AVAILABLE DATA

··········

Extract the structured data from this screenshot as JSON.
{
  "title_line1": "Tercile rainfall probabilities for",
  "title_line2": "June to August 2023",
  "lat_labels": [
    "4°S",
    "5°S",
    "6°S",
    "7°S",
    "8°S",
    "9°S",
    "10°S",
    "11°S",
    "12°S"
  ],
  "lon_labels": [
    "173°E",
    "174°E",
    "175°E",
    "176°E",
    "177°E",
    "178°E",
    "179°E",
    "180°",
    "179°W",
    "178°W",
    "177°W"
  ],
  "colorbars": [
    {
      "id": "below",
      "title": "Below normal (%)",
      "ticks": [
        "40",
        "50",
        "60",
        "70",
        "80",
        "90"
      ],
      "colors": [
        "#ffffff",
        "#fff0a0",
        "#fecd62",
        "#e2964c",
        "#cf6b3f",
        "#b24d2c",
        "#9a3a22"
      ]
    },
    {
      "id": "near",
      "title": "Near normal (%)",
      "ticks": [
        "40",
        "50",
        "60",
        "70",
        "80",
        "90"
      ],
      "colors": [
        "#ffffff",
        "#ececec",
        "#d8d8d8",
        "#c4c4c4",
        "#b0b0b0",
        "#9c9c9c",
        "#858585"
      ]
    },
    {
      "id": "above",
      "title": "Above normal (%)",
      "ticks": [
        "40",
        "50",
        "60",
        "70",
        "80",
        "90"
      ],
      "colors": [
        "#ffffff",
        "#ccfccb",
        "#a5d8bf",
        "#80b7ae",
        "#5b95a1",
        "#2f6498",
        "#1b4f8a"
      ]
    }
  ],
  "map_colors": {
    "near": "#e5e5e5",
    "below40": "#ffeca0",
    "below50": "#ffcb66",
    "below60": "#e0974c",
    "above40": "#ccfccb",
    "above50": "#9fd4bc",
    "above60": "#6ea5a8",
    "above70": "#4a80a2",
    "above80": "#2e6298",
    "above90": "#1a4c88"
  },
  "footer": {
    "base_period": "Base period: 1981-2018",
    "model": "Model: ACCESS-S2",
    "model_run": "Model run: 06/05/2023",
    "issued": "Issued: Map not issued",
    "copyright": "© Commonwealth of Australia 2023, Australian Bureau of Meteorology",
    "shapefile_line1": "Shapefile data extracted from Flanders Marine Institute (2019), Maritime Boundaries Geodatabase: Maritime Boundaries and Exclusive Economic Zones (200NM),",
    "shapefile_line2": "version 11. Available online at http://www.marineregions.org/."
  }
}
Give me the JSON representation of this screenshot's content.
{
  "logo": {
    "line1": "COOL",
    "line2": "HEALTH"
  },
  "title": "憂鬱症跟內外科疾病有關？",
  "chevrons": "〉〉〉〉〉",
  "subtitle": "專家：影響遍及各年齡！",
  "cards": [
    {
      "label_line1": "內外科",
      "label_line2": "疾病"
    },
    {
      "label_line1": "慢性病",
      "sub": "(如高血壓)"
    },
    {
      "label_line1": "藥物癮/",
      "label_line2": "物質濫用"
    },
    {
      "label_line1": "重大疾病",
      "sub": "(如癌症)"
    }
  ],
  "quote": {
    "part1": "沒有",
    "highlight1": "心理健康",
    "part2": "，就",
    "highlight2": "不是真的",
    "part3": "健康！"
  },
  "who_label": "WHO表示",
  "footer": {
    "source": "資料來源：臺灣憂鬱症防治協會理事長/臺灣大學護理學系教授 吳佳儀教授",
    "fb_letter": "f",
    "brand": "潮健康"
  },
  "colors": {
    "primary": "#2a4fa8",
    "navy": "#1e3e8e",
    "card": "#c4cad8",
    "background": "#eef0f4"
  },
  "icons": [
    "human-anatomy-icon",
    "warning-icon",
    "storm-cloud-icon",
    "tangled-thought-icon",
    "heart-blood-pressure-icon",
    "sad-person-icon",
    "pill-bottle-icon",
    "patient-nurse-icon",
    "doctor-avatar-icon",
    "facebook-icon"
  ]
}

··········

TASK DIRECTIONS
Transcribe all of the lines in the records precisely.

EXERCISE ANSWER
Extract the structured data from this screenshot as JSON.
{
  "title_line1": "Tercile rainfall probabilities for",
  "title_line2": "June to August 2023",
  "lat_labels": [
    "4°S",
    "5°S",
    "6°S",
    "7°S",
    "8°S",
    "9°S",
    "10°S",
    "11°S",
    "12°S"
  ],
  "lon_labels": [
    "173°E",
    "174°E",
    "175°E",
    "176°E",
    "177°E",
    "178°E",
    "179°E",
    "180°",
    "179°W",
    "178°W",
    "177°W"
  ],
  "colorbars": [
    {
      "id": "below",
      "title": "Below normal (%)",
      "ticks": [
        "40",
        "50",
        "60",
        "70",
        "80",
        "90"
      ],
      "colors": [
        "#ffffff",
        "#fff0a0",
        "#fecd62",
        "#e2964c",
        "#cf6b3f",
        "#b24d2c",
        "#9a3a22"
      ]
    },
    {
      "id": "near",
      "title": "Near normal (%)",
      "ticks": [
        "40",
        "50",
        "60",
        "70",
        "80",
        "90"
      ],
      "colors": [
        "#ffffff",
        "#ececec",
        "#d8d8d8",
        "#c4c4c4",
        "#b0b0b0",
        "#9c9c9c",
        "#858585"
      ]
    },
    {
      "id": "above",
      "title": "Above normal (%)",
      "ticks": [
        "40",
        "50",
        "60",
        "70",
        "80",
        "90"
      ],
      "colors": [
        "#ffffff",
        "#ccfccb",
        "#a5d8bf",
        "#80b7ae",
        "#5b95a1",
        "#2f6498",
        "#1b4f8a"
      ]
    }
  ],
  "map_colors": {
    "near": "#e5e5e5",
    "below40": "#ffeca0",
    "below50": "#ffcb66",
    "below60": "#e0974c",
    "above40": "#ccfccb",
    "above50": "#9fd4bc",
    "above60": "#6ea5a8",
    "above70": "#4a80a2",
    "above80": "#2e6298",
    "above90": "#1a4c88"
  },
  "footer": {
    "base_period": "Base period: 1981-2018",
    "model": "Model: ACCESS-S2",
    "model_run": "Model run: 06/05/2023",
    "issued": "Issued: Map not issued",
    "copyright": "© Commonwealth of Australia 2023, Australian Bureau of Meteorology",
    "shapefile_line1": "Shapefile data extracted from Flanders Marine Institute (2019), Maritime Boundaries Geodatabase: Maritime Boundaries and Exclusive Economic Zones (200NM),",
    "shapefile_line2": "version 11. Available online at http://www.marineregions.org/."
  }
}
Give me the JSON representation of this screenshot's content.
{
  "logo": {
    "line1": "COOL",
    "line2": "HEALTH"
  },
  "title": "憂鬱症跟內外科疾病有關？",
  "chevrons": "〉〉〉〉〉",
  "subtitle": "專家：影響遍及各年齡！",
  "cards": [
    {
      "label_line1": "內外科",
      "label_line2": "疾病"
    },
    {
      "label_line1": "慢性病",
      "sub": "(如高血壓)"
    },
    {
      "label_line1": "藥物癮/",
      "label_line2": "物質濫用"
    },
    {
      "label_line1": "重大疾病",
      "sub": "(如癌症)"
    }
  ],
  "quote": {
    "part1": "沒有",
    "highlight1": "心理健康",
    "part2": "，就",
    "highlight2": "不是真的",
    "part3": "健康！"
  },
  "who_label": "WHO表示",
  "footer": {
    "source": "資料來源：臺灣憂鬱症防治協會理事長/臺灣大學護理學系教授 吳佳儀教授",
    "fb_letter": "f",
    "brand": "潮健康"
  },
  "colors": {
    "primary": "#2a4fa8",
    "navy": "#1e3e8e",
    "card": "#c4cad8",
    "background": "#eef0f4"
  },
  "icons": [
    "human-anatomy-icon",
    "warning-icon",
    "storm-cloud-icon",
    "tangled-thought-icon",
    "heart-blood-pressure-icon",
    "sad-person-icon",
    "pill-bottle-icon",
    "patient-nurse-icon",
    "doctor-avatar-icon",
    "facebook-icon"
  ]
}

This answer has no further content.